* **Stored data**:
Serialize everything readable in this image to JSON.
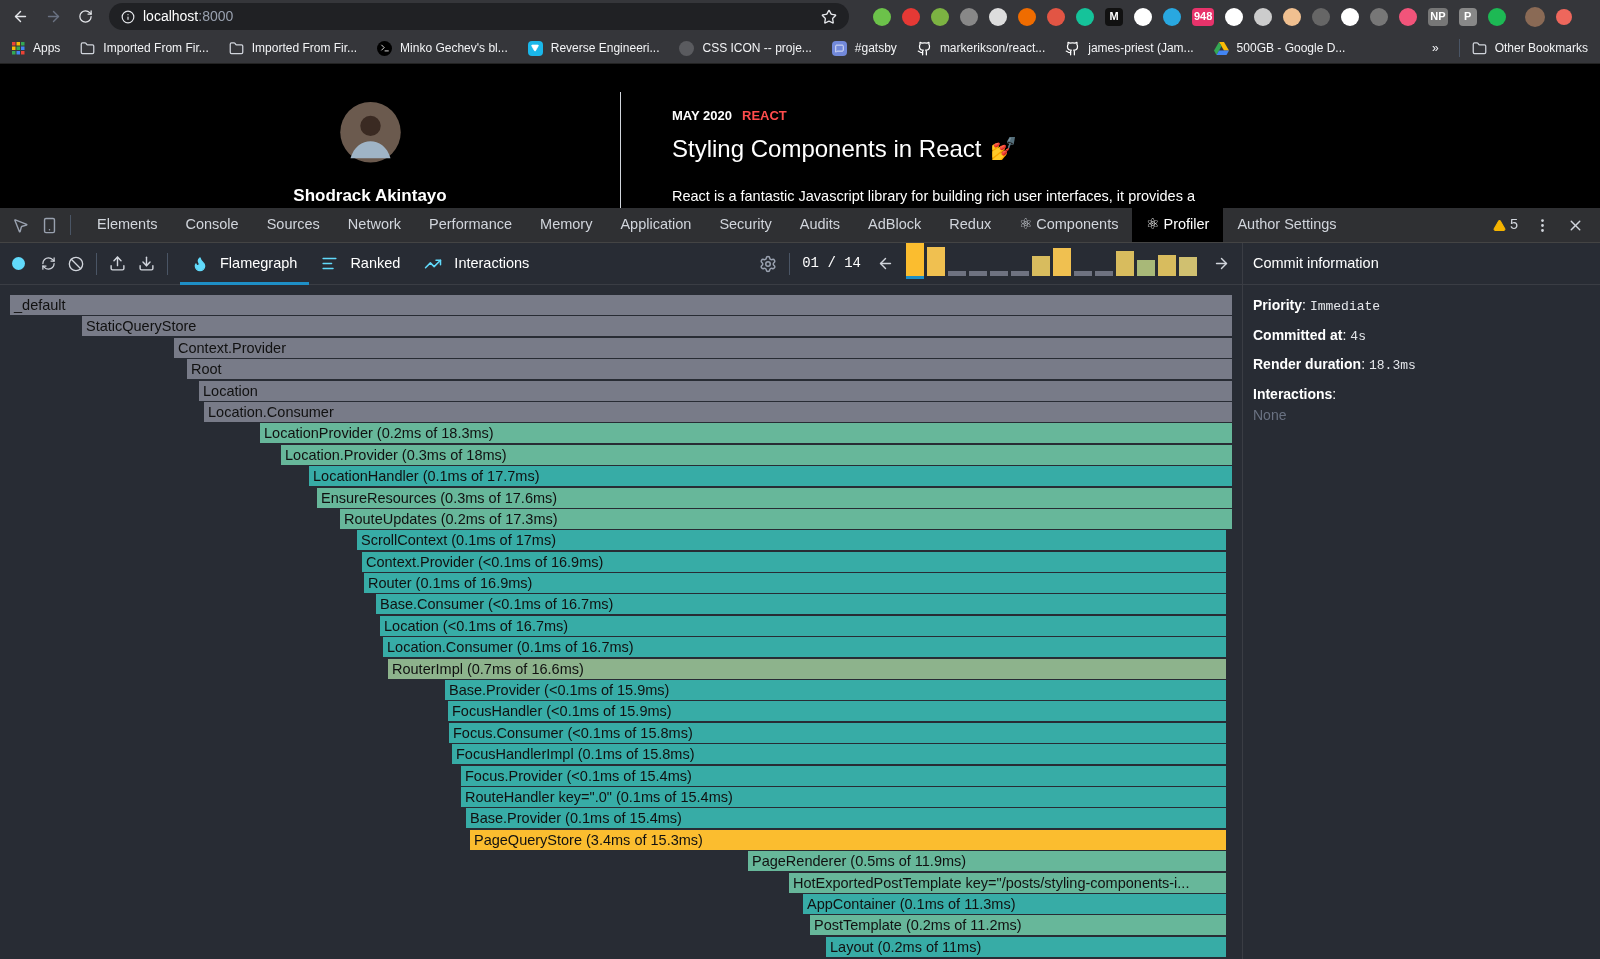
{
  "browser": {
    "address": {
      "host": "localhost",
      "port": ":8000"
    },
    "extensions": [
      {
        "color": "#6cc24a"
      },
      {
        "color": "#e53935"
      },
      {
        "color": "#7cb342"
      },
      {
        "color": "#888888"
      },
      {
        "color": "#dddddd"
      },
      {
        "color": "#ef6c00"
      },
      {
        "color": "#e25544"
      },
      {
        "color": "#15c39a"
      },
      {
        "color": "#111111",
        "label": "M"
      },
      {
        "color": "#ffffff"
      },
      {
        "color": "#29a8e0"
      },
      {
        "color": "#e8336b",
        "label": "948"
      },
      {
        "color": "#ffffff"
      },
      {
        "color": "#cccccc"
      },
      {
        "color": "#f0c090"
      },
      {
        "color": "#666666"
      },
      {
        "color": "#ffffff"
      },
      {
        "color": "#777777"
      },
      {
        "color": "#f2547a"
      },
      {
        "color": "#777777",
        "label": "NP"
      },
      {
        "color": "#888888",
        "label": "P"
      },
      {
        "color": "#1db954"
      }
    ],
    "bookmarks": [
      {
        "label": "Apps",
        "kind": "apps"
      },
      {
        "label": "Imported From Fir...",
        "kind": "folder"
      },
      {
        "label": "Imported From Fir...",
        "kind": "folder"
      },
      {
        "label": "Minko Gechev's bl...",
        "kind": "terminal"
      },
      {
        "label": "Reverse Engineeri...",
        "kind": "vimeo"
      },
      {
        "label": "CSS ICON -- proje...",
        "kind": "blank"
      },
      {
        "label": "#gatsby",
        "kind": "discord"
      },
      {
        "label": "markerikson/react...",
        "kind": "github"
      },
      {
        "label": "james-priest (Jam...",
        "kind": "github"
      },
      {
        "label": "500GB - Google D...",
        "kind": "drive"
      }
    ],
    "more": "»",
    "other": "Other Bookmarks"
  },
  "page": {
    "author": "Shodrack Akintayo",
    "date": "MAY 2020",
    "tag": "REACT",
    "title": "Styling Components in React",
    "emoji": "💅",
    "excerpt": "React is a fantastic Javascript library for building rich user interfaces, it provides a"
  },
  "devtools": {
    "tabs": [
      {
        "label": "Elements",
        "selected": false
      },
      {
        "label": "Console",
        "selected": false
      },
      {
        "label": "Sources",
        "selected": false
      },
      {
        "label": "Network",
        "selected": false
      },
      {
        "label": "Performance",
        "selected": false
      },
      {
        "label": "Memory",
        "selected": false
      },
      {
        "label": "Application",
        "selected": false
      },
      {
        "label": "Security",
        "selected": false
      },
      {
        "label": "Audits",
        "selected": false
      },
      {
        "label": "AdBlock",
        "selected": false
      },
      {
        "label": "Redux",
        "selected": false
      },
      {
        "label": "⚛ Components",
        "selected": false
      },
      {
        "label": "⚛ Profiler",
        "selected": true
      },
      {
        "label": "Author Settings",
        "selected": false
      }
    ],
    "warnings": "5"
  },
  "profiler": {
    "views": [
      {
        "label": "Flamegraph",
        "kind": "flame",
        "selected": true
      },
      {
        "label": "Ranked",
        "kind": "ranked",
        "selected": false
      },
      {
        "label": "Interactions",
        "kind": "interactions",
        "selected": false
      }
    ],
    "commit_counter": "01 / 14",
    "commits": [
      {
        "color": "#fbbd2f",
        "selected": true
      },
      {
        "color": "#f0c050",
        "selected": false
      },
      {
        "color": "#6e7280",
        "selected": false
      },
      {
        "color": "#6e7280",
        "selected": false
      },
      {
        "color": "#6e7280",
        "selected": false
      },
      {
        "color": "#6e7280",
        "selected": false
      },
      {
        "color": "#d8bc5e",
        "selected": false
      },
      {
        "color": "#f0c050",
        "selected": false
      },
      {
        "color": "#6e7280",
        "selected": false
      },
      {
        "color": "#6e7280",
        "selected": false
      },
      {
        "color": "#d8bc5e",
        "selected": false
      },
      {
        "color": "#a8b878",
        "selected": false
      },
      {
        "color": "#d8bc5e",
        "selected": false
      },
      {
        "color": "#d0c070",
        "selected": false
      }
    ],
    "flame": [
      {
        "label": "_default",
        "color": "#787b88"
      },
      {
        "label": "StaticQueryStore",
        "color": "#787b88"
      },
      {
        "label": "Context.Provider",
        "color": "#787b88"
      },
      {
        "label": "Root",
        "color": "#787b88"
      },
      {
        "label": "Location",
        "color": "#787b88"
      },
      {
        "label": "Location.Consumer",
        "color": "#787b88"
      },
      {
        "label": "LocationProvider (0.2ms of 18.3ms)",
        "color": "#67b79a"
      },
      {
        "label": "Location.Provider (0.3ms of 18ms)",
        "color": "#67b79a"
      },
      {
        "label": "LocationHandler (0.1ms of 17.7ms)",
        "color": "#37aca6"
      },
      {
        "label": "EnsureResources (0.3ms of 17.6ms)",
        "color": "#67b79a"
      },
      {
        "label": "RouteUpdates (0.2ms of 17.3ms)",
        "color": "#67b79a"
      },
      {
        "label": "ScrollContext (0.1ms of 17ms)",
        "color": "#37aca6"
      },
      {
        "label": "Context.Provider (<0.1ms of 16.9ms)",
        "color": "#37aca6"
      },
      {
        "label": "Router (0.1ms of 16.9ms)",
        "color": "#37aca6"
      },
      {
        "label": "Base.Consumer (<0.1ms of 16.7ms)",
        "color": "#37aca6"
      },
      {
        "label": "Location (<0.1ms of 16.7ms)",
        "color": "#37aca6"
      },
      {
        "label": "Location.Consumer (0.1ms of 16.7ms)",
        "color": "#37aca6"
      },
      {
        "label": "RouterImpl (0.7ms of 16.6ms)",
        "color": "#8db38c"
      },
      {
        "label": "Base.Provider (<0.1ms of 15.9ms)",
        "color": "#37aca6"
      },
      {
        "label": "FocusHandler (<0.1ms of 15.9ms)",
        "color": "#37aca6"
      },
      {
        "label": "Focus.Consumer (<0.1ms of 15.8ms)",
        "color": "#37aca6"
      },
      {
        "label": "FocusHandlerImpl (0.1ms of 15.8ms)",
        "color": "#37aca6"
      },
      {
        "label": "Focus.Provider (<0.1ms of 15.4ms)",
        "color": "#37aca6"
      },
      {
        "label": "RouteHandler key=\".0\" (0.1ms of 15.4ms)",
        "color": "#37aca6"
      },
      {
        "label": "Base.Provider (0.1ms of 15.4ms)",
        "color": "#37aca6"
      },
      {
        "label": "PageQueryStore (3.4ms of 15.3ms)",
        "color": "#fbbd2f"
      },
      {
        "label": "PageRenderer (0.5ms of 11.9ms)",
        "color": "#67b79a"
      },
      {
        "label": "HotExportedPostTemplate key=\"/posts/styling-components-i...",
        "color": "#67b79a"
      },
      {
        "label": "AppContainer (0.1ms of 11.3ms)",
        "color": "#37aca6"
      },
      {
        "label": "PostTemplate (0.2ms of 11.2ms)",
        "color": "#67b79a"
      },
      {
        "label": "Layout (0.2ms of 11ms)",
        "color": "#37aca6"
      }
    ],
    "commit_info": {
      "heading": "Commit information",
      "fields": [
        {
          "label": "**Priority**:",
          "value": "Immediate"
        },
        {
          "label": "**Committed at**:",
          "value": "4s"
        },
        {
          "label": "**Render duration**:",
          "value": "18.3ms"
        }
      ],
      "interactions_label": "**Interactions**:",
      "interactions_value": "None"
    }
  }
}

* **WRITTEN EXERCISE**: Make an exact copy of all the material, but keep the pictures out of it.

* **RESPONSE FOR THIS EXERCISE**:
Serialize everything readable in this image to JSON.
{
  "browser": {
    "address": {
      "host": "localhost",
      "port": ":8000"
    },
    "extensions": [
      {
        "color": "#6cc24a"
      },
      {
        "color": "#e53935"
      },
      {
        "color": "#7cb342"
      },
      {
        "color": "#888888"
      },
      {
        "color": "#dddddd"
      },
      {
        "color": "#ef6c00"
      },
      {
        "color": "#e25544"
      },
      {
        "color": "#15c39a"
      },
      {
        "color": "#111111",
        "label": "M"
      },
      {
        "color": "#ffffff"
      },
      {
        "color": "#29a8e0"
      },
      {
        "color": "#e8336b",
        "label": "948"
      },
      {
        "color": "#ffffff"
      },
      {
        "color": "#cccccc"
      },
      {
        "color": "#f0c090"
      },
      {
        "color": "#666666"
      },
      {
        "color": "#ffffff"
      },
      {
        "color": "#777777"
      },
      {
        "color": "#f2547a"
      },
      {
        "color": "#777777",
        "label": "NP"
      },
      {
        "color": "#888888",
        "label": "P"
      },
      {
        "color": "#1db954"
      }
    ],
    "bookmarks": [
      {
        "label": "Apps",
        "kind": "apps"
      },
      {
        "label": "Imported From Fir...",
        "kind": "folder"
      },
      {
        "label": "Imported From Fir...",
        "kind": "folder"
      },
      {
        "label": "Minko Gechev's bl...",
        "kind": "terminal"
      },
      {
        "label": "Reverse Engineeri...",
        "kind": "vimeo"
      },
      {
        "label": "CSS ICON -- proje...",
        "kind": "blank"
      },
      {
        "label": "#gatsby",
        "kind": "discord"
      },
      {
        "label": "markerikson/react...",
        "kind": "github"
      },
      {
        "label": "james-priest (Jam...",
        "kind": "github"
      },
      {
        "label": "500GB - Google D...",
        "kind": "drive"
      }
    ],
    "more": "»",
    "other": "Other Bookmarks"
  },
  "page": {
    "author": "Shodrack Akintayo",
    "date": "MAY 2020",
    "tag": "REACT",
    "title": "Styling Components in React",
    "emoji": "💅",
    "excerpt": "React is a fantastic Javascript library for building rich user interfaces, it provides a"
  },
  "devtools": {
    "tabs": [
      {
        "label": "Elements",
        "selected": false
      },
      {
        "label": "Console",
        "selected": false
      },
      {
        "label": "Sources",
        "selected": false
      },
      {
        "label": "Network",
        "selected": false
      },
      {
        "label": "Performance",
        "selected": false
      },
      {
        "label": "Memory",
        "selected": false
      },
      {
        "label": "Application",
        "selected": false
      },
      {
        "label": "Security",
        "selected": false
      },
      {
        "label": "Audits",
        "selected": false
      },
      {
        "label": "AdBlock",
        "selected": false
      },
      {
        "label": "Redux",
        "selected": false
      },
      {
        "label": "⚛ Components",
        "selected": false
      },
      {
        "label": "⚛ Profiler",
        "selected": true
      },
      {
        "label": "Author Settings",
        "selected": false
      }
    ],
    "warnings": "5"
  },
  "profiler": {
    "views": [
      {
        "label": "Flamegraph",
        "kind": "flame",
        "selected": true
      },
      {
        "label": "Ranked",
        "kind": "ranked",
        "selected": false
      },
      {
        "label": "Interactions",
        "kind": "interactions",
        "selected": false
      }
    ],
    "commit_counter": "01 / 14",
    "commits": [
      {
        "color": "#fbbd2f",
        "selected": true
      },
      {
        "color": "#f0c050",
        "selected": false
      },
      {
        "color": "#6e7280",
        "selected": false
      },
      {
        "color": "#6e7280",
        "selected": false
      },
      {
        "color": "#6e7280",
        "selected": false
      },
      {
        "color": "#6e7280",
        "selected": false
      },
      {
        "color": "#d8bc5e",
        "selected": false
      },
      {
        "color": "#f0c050",
        "selected": false
      },
      {
        "color": "#6e7280",
        "selected": false
      },
      {
        "color": "#6e7280",
        "selected": false
      },
      {
        "color": "#d8bc5e",
        "selected": false
      },
      {
        "color": "#a8b878",
        "selected": false
      },
      {
        "color": "#d8bc5e",
        "selected": false
      },
      {
        "color": "#d0c070",
        "selected": false
      }
    ],
    "flame": [
      {
        "label": "_default",
        "color": "#787b88"
      },
      {
        "label": "StaticQueryStore",
        "color": "#787b88"
      },
      {
        "label": "Context.Provider",
        "color": "#787b88"
      },
      {
        "label": "Root",
        "color": "#787b88"
      },
      {
        "label": "Location",
        "color": "#787b88"
      },
      {
        "label": "Location.Consumer",
        "color": "#787b88"
      },
      {
        "label": "LocationProvider (0.2ms of 18.3ms)",
        "color": "#67b79a"
      },
      {
        "label": "Location.Provider (0.3ms of 18ms)",
        "color": "#67b79a"
      },
      {
        "label": "LocationHandler (0.1ms of 17.7ms)",
        "color": "#37aca6"
      },
      {
        "label": "EnsureResources (0.3ms of 17.6ms)",
        "color": "#67b79a"
      },
      {
        "label": "RouteUpdates (0.2ms of 17.3ms)",
        "color": "#67b79a"
      },
      {
        "label": "ScrollContext (0.1ms of 17ms)",
        "color": "#37aca6"
      },
      {
        "label": "Context.Provider (<0.1ms of 16.9ms)",
        "color": "#37aca6"
      },
      {
        "label": "Router (0.1ms of 16.9ms)",
        "color": "#37aca6"
      },
      {
        "label": "Base.Consumer (<0.1ms of 16.7ms)",
        "color": "#37aca6"
      },
      {
        "label": "Location (<0.1ms of 16.7ms)",
        "color": "#37aca6"
      },
      {
        "label": "Location.Consumer (0.1ms of 16.7ms)",
        "color": "#37aca6"
      },
      {
        "label": "RouterImpl (0.7ms of 16.6ms)",
        "color": "#8db38c"
      },
      {
        "label": "Base.Provider (<0.1ms of 15.9ms)",
        "color": "#37aca6"
      },
      {
        "label": "FocusHandler (<0.1ms of 15.9ms)",
        "color": "#37aca6"
      },
      {
        "label": "Focus.Consumer (<0.1ms of 15.8ms)",
        "color": "#37aca6"
      },
      {
        "label": "FocusHandlerImpl (0.1ms of 15.8ms)",
        "color": "#37aca6"
      },
      {
        "label": "Focus.Provider (<0.1ms of 15.4ms)",
        "color": "#37aca6"
      },
      {
        "label": "RouteHandler key=\".0\" (0.1ms of 15.4ms)",
        "color": "#37aca6"
      },
      {
        "label": "Base.Provider (0.1ms of 15.4ms)",
        "color": "#37aca6"
      },
      {
        "label": "PageQueryStore (3.4ms of 15.3ms)",
        "color": "#fbbd2f"
      },
      {
        "label": "PageRenderer (0.5ms of 11.9ms)",
        "color": "#67b79a"
      },
      {
        "label": "HotExportedPostTemplate key=\"/posts/styling-components-i...",
        "color": "#67b79a"
      },
      {
        "label": "AppContainer (0.1ms of 11.3ms)",
        "color": "#37aca6"
      },
      {
        "label": "PostTemplate (0.2ms of 11.2ms)",
        "color": "#67b79a"
      },
      {
        "label": "Layout (0.2ms of 11ms)",
        "color": "#37aca6"
      }
    ],
    "commit_info": {
      "heading": "Commit information",
      "fields": [
        {
          "label": "**Priority**:",
          "value": "Immediate"
        },
        {
          "label": "**Committed at**:",
          "value": "4s"
        },
        {
          "label": "**Render duration**:",
          "value": "18.3ms"
        }
      ],
      "interactions_label": "**Interactions**:",
      "interactions_value": "None"
    }
  }
}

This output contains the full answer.